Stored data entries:
----------
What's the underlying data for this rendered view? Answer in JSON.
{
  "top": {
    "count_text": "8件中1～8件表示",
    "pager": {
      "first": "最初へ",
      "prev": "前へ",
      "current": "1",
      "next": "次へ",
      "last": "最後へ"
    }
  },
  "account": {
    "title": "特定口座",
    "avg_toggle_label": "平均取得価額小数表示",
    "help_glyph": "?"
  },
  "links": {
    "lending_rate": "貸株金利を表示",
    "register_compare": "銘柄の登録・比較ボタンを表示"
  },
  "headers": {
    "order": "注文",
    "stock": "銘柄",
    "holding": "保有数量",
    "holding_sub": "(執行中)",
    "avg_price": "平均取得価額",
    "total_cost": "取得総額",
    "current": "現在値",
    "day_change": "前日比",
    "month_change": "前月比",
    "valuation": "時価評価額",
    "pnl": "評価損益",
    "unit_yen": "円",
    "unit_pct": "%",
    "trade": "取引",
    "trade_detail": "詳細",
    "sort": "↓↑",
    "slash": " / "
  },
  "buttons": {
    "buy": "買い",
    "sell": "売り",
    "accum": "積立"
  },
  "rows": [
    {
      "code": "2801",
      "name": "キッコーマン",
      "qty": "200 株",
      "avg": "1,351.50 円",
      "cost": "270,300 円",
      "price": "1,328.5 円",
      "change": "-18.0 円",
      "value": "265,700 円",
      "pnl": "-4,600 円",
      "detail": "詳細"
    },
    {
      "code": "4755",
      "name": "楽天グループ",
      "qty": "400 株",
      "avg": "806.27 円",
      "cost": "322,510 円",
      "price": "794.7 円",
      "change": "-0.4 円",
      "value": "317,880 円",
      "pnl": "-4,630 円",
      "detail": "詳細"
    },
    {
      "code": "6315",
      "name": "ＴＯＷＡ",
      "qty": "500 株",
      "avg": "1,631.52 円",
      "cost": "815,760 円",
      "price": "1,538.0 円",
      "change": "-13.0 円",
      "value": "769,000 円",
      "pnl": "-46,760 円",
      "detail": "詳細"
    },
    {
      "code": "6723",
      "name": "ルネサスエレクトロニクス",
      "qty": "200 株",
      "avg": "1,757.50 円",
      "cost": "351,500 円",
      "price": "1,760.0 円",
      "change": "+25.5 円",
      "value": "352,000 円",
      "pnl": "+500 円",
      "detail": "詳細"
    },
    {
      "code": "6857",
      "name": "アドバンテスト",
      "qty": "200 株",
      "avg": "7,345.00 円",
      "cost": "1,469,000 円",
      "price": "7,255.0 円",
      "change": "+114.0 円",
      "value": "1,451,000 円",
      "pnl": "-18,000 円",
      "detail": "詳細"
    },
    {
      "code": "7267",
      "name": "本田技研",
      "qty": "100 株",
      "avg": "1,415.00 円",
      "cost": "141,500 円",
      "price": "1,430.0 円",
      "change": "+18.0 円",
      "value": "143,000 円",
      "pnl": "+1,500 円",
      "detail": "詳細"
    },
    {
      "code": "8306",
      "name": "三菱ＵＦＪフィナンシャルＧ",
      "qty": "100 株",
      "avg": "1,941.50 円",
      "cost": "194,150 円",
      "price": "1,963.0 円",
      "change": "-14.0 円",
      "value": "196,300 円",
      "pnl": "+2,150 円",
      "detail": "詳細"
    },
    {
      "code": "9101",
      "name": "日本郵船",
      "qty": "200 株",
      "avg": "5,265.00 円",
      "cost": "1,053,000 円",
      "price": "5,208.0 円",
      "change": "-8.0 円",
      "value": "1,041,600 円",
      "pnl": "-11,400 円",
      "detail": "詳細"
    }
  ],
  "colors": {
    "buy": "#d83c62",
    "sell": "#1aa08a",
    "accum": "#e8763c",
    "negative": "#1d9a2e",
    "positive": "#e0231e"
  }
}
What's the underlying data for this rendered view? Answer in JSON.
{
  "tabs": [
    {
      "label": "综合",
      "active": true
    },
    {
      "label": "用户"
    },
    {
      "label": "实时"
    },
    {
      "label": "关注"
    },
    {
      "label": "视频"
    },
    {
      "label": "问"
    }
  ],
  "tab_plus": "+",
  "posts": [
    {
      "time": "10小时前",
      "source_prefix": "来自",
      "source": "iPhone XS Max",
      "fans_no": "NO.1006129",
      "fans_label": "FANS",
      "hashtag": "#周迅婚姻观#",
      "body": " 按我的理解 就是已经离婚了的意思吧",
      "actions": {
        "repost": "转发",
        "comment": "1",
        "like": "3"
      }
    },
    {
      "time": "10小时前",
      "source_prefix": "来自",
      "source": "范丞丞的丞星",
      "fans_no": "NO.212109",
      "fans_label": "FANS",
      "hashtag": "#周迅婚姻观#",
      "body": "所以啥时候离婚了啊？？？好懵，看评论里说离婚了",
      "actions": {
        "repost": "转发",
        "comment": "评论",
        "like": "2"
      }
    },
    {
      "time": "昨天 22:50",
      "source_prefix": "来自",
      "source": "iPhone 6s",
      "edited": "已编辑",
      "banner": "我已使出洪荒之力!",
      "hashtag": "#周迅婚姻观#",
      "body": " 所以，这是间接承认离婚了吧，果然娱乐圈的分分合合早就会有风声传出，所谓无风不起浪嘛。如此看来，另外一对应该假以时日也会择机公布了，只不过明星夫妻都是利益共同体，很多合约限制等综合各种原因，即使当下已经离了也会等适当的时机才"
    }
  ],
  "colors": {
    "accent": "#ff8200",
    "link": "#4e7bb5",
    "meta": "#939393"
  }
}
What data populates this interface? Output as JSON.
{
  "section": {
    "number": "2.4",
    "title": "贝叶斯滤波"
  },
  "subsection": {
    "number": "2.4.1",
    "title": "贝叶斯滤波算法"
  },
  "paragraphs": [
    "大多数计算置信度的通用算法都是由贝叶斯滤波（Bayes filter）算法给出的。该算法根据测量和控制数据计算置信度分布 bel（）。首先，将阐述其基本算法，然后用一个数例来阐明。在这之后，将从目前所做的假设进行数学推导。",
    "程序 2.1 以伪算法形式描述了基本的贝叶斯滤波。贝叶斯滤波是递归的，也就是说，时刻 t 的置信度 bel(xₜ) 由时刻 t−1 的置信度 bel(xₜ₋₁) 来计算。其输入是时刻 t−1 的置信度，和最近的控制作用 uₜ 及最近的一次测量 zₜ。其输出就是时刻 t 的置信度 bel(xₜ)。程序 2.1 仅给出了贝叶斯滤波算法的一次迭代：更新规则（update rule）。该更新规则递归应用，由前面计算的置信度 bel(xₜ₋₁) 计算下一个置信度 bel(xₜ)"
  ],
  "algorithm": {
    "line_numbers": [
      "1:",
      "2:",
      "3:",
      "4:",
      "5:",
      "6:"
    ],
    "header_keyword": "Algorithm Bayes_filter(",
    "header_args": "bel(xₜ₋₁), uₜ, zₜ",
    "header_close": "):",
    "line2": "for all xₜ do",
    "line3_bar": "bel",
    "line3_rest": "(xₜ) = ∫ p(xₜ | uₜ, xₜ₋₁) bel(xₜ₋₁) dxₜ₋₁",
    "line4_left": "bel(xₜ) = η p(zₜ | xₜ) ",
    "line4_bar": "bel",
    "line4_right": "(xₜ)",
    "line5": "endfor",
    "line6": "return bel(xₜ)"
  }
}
----------
# [JOB]
Above are some records; repeat all of them exactly.

# [EXERCISE OUTPUT]
What's the underlying data for this rendered view? Answer in JSON.
{
  "top": {
    "count_text": "8件中1～8件表示",
    "pager": {
      "first": "最初へ",
      "prev": "前へ",
      "current": "1",
      "next": "次へ",
      "last": "最後へ"
    }
  },
  "account": {
    "title": "特定口座",
    "avg_toggle_label": "平均取得価額小数表示",
    "help_glyph": "?"
  },
  "links": {
    "lending_rate": "貸株金利を表示",
    "register_compare": "銘柄の登録・比較ボタンを表示"
  },
  "headers": {
    "order": "注文",
    "stock": "銘柄",
    "holding": "保有数量",
    "holding_sub": "(執行中)",
    "avg_price": "平均取得価額",
    "total_cost": "取得総額",
    "current": "現在値",
    "day_change": "前日比",
    "month_change": "前月比",
    "valuation": "時価評価額",
    "pnl": "評価損益",
    "unit_yen": "円",
    "unit_pct": "%",
    "trade": "取引",
    "trade_detail": "詳細",
    "sort": "↓↑",
    "slash": " / "
  },
  "buttons": {
    "buy": "買い",
    "sell": "売り",
    "accum": "積立"
  },
  "rows": [
    {
      "code": "2801",
      "name": "キッコーマン",
      "qty": "200 株",
      "avg": "1,351.50 円",
      "cost": "270,300 円",
      "price": "1,328.5 円",
      "change": "-18.0 円",
      "value": "265,700 円",
      "pnl": "-4,600 円",
      "detail": "詳細"
    },
    {
      "code": "4755",
      "name": "楽天グループ",
      "qty": "400 株",
      "avg": "806.27 円",
      "cost": "322,510 円",
      "price": "794.7 円",
      "change": "-0.4 円",
      "value": "317,880 円",
      "pnl": "-4,630 円",
      "detail": "詳細"
    },
    {
      "code": "6315",
      "name": "ＴＯＷＡ",
      "qty": "500 株",
      "avg": "1,631.52 円",
      "cost": "815,760 円",
      "price": "1,538.0 円",
      "change": "-13.0 円",
      "value": "769,000 円",
      "pnl": "-46,760 円",
      "detail": "詳細"
    },
    {
      "code": "6723",
      "name": "ルネサスエレクトロニクス",
      "qty": "200 株",
      "avg": "1,757.50 円",
      "cost": "351,500 円",
      "price": "1,760.0 円",
      "change": "+25.5 円",
      "value": "352,000 円",
      "pnl": "+500 円",
      "detail": "詳細"
    },
    {
      "code": "6857",
      "name": "アドバンテスト",
      "qty": "200 株",
      "avg": "7,345.00 円",
      "cost": "1,469,000 円",
      "price": "7,255.0 円",
      "change": "+114.0 円",
      "value": "1,451,000 円",
      "pnl": "-18,000 円",
      "detail": "詳細"
    },
    {
      "code": "7267",
      "name": "本田技研",
      "qty": "100 株",
      "avg": "1,415.00 円",
      "cost": "141,500 円",
      "price": "1,430.0 円",
      "change": "+18.0 円",
      "value": "143,000 円",
      "pnl": "+1,500 円",
      "detail": "詳細"
    },
    {
      "code": "8306",
      "name": "三菱ＵＦＪフィナンシャルＧ",
      "qty": "100 株",
      "avg": "1,941.50 円",
      "cost": "194,150 円",
      "price": "1,963.0 円",
      "change": "-14.0 円",
      "value": "196,300 円",
      "pnl": "+2,150 円",
      "detail": "詳細"
    },
    {
      "code": "9101",
      "name": "日本郵船",
      "qty": "200 株",
      "avg": "5,265.00 円",
      "cost": "1,053,000 円",
      "price": "5,208.0 円",
      "change": "-8.0 円",
      "value": "1,041,600 円",
      "pnl": "-11,400 円",
      "detail": "詳細"
    }
  ],
  "colors": {
    "buy": "#d83c62",
    "sell": "#1aa08a",
    "accum": "#e8763c",
    "negative": "#1d9a2e",
    "positive": "#e0231e"
  }
}
What's the underlying data for this rendered view? Answer in JSON.
{
  "tabs": [
    {
      "label": "综合",
      "active": true
    },
    {
      "label": "用户"
    },
    {
      "label": "实时"
    },
    {
      "label": "关注"
    },
    {
      "label": "视频"
    },
    {
      "label": "问"
    }
  ],
  "tab_plus": "+",
  "posts": [
    {
      "time": "10小时前",
      "source_prefix": "来自",
      "source": "iPhone XS Max",
      "fans_no": "NO.1006129",
      "fans_label": "FANS",
      "hashtag": "#周迅婚姻观#",
      "body": " 按我的理解 就是已经离婚了的意思吧",
      "actions": {
        "repost": "转发",
        "comment": "1",
        "like": "3"
      }
    },
    {
      "time": "10小时前",
      "source_prefix": "来自",
      "source": "范丞丞的丞星",
      "fans_no": "NO.212109",
      "fans_label": "FANS",
      "hashtag": "#周迅婚姻观#",
      "body": "所以啥时候离婚了啊？？？好懵，看评论里说离婚了",
      "actions": {
        "repost": "转发",
        "comment": "评论",
        "like": "2"
      }
    },
    {
      "time": "昨天 22:50",
      "source_prefix": "来自",
      "source": "iPhone 6s",
      "edited": "已编辑",
      "banner": "我已使出洪荒之力!",
      "hashtag": "#周迅婚姻观#",
      "body": " 所以，这是间接承认离婚了吧，果然娱乐圈的分分合合早就会有风声传出，所谓无风不起浪嘛。如此看来，另外一对应该假以时日也会择机公布了，只不过明星夫妻都是利益共同体，很多合约限制等综合各种原因，即使当下已经离了也会等适当的时机才"
    }
  ],
  "colors": {
    "accent": "#ff8200",
    "link": "#4e7bb5",
    "meta": "#939393"
  }
}
What data populates this interface? Output as JSON.
{
  "section": {
    "number": "2.4",
    "title": "贝叶斯滤波"
  },
  "subsection": {
    "number": "2.4.1",
    "title": "贝叶斯滤波算法"
  },
  "paragraphs": [
    "大多数计算置信度的通用算法都是由贝叶斯滤波（Bayes filter）算法给出的。该算法根据测量和控制数据计算置信度分布 bel（）。首先，将阐述其基本算法，然后用一个数例来阐明。在这之后，将从目前所做的假设进行数学推导。",
    "程序 2.1 以伪算法形式描述了基本的贝叶斯滤波。贝叶斯滤波是递归的，也就是说，时刻 t 的置信度 bel(xₜ) 由时刻 t−1 的置信度 bel(xₜ₋₁) 来计算。其输入是时刻 t−1 的置信度，和最近的控制作用 uₜ 及最近的一次测量 zₜ。其输出就是时刻 t 的置信度 bel(xₜ)。程序 2.1 仅给出了贝叶斯滤波算法的一次迭代：更新规则（update rule）。该更新规则递归应用，由前面计算的置信度 bel(xₜ₋₁) 计算下一个置信度 bel(xₜ)"
  ],
  "algorithm": {
    "line_numbers": [
      "1:",
      "2:",
      "3:",
      "4:",
      "5:",
      "6:"
    ],
    "header_keyword": "Algorithm Bayes_filter(",
    "header_args": "bel(xₜ₋₁), uₜ, zₜ",
    "header_close": "):",
    "line2": "for all xₜ do",
    "line3_bar": "bel",
    "line3_rest": "(xₜ) = ∫ p(xₜ | uₜ, xₜ₋₁) bel(xₜ₋₁) dxₜ₋₁",
    "line4_left": "bel(xₜ) = η p(zₜ | xₜ) ",
    "line4_bar": "bel",
    "line4_right": "(xₜ)",
    "line5": "endfor",
    "line6": "return bel(xₜ)"
  }
}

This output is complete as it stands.